Gather all lines with the word "annotation" in them.

# RECORD EXTRACTS:
□ □ □ □

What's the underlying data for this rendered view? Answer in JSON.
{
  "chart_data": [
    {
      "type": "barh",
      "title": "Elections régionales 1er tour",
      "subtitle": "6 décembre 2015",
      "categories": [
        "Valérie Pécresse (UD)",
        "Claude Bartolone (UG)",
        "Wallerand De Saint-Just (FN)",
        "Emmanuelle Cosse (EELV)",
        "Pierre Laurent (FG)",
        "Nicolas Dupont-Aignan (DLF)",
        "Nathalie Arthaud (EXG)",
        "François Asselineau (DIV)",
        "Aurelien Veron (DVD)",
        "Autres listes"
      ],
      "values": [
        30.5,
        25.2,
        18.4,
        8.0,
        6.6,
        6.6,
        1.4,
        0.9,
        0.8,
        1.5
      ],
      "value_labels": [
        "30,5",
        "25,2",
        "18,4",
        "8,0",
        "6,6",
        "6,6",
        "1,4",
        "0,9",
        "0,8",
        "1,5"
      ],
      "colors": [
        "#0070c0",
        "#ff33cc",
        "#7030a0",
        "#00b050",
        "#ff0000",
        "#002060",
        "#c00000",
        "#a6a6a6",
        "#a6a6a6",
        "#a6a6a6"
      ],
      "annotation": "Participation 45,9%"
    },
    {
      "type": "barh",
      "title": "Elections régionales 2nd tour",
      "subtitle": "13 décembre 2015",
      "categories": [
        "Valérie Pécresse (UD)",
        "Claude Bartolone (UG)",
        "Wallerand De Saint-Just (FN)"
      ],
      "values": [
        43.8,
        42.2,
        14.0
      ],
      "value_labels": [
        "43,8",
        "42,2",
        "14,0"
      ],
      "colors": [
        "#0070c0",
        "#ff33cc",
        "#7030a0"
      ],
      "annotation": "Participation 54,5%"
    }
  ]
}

□ □ □ □

# SOLUTION FOR THIS PROBLEM:
      "annotation": "Participation 45,9%"
      "annotation": "Participation 54,5%"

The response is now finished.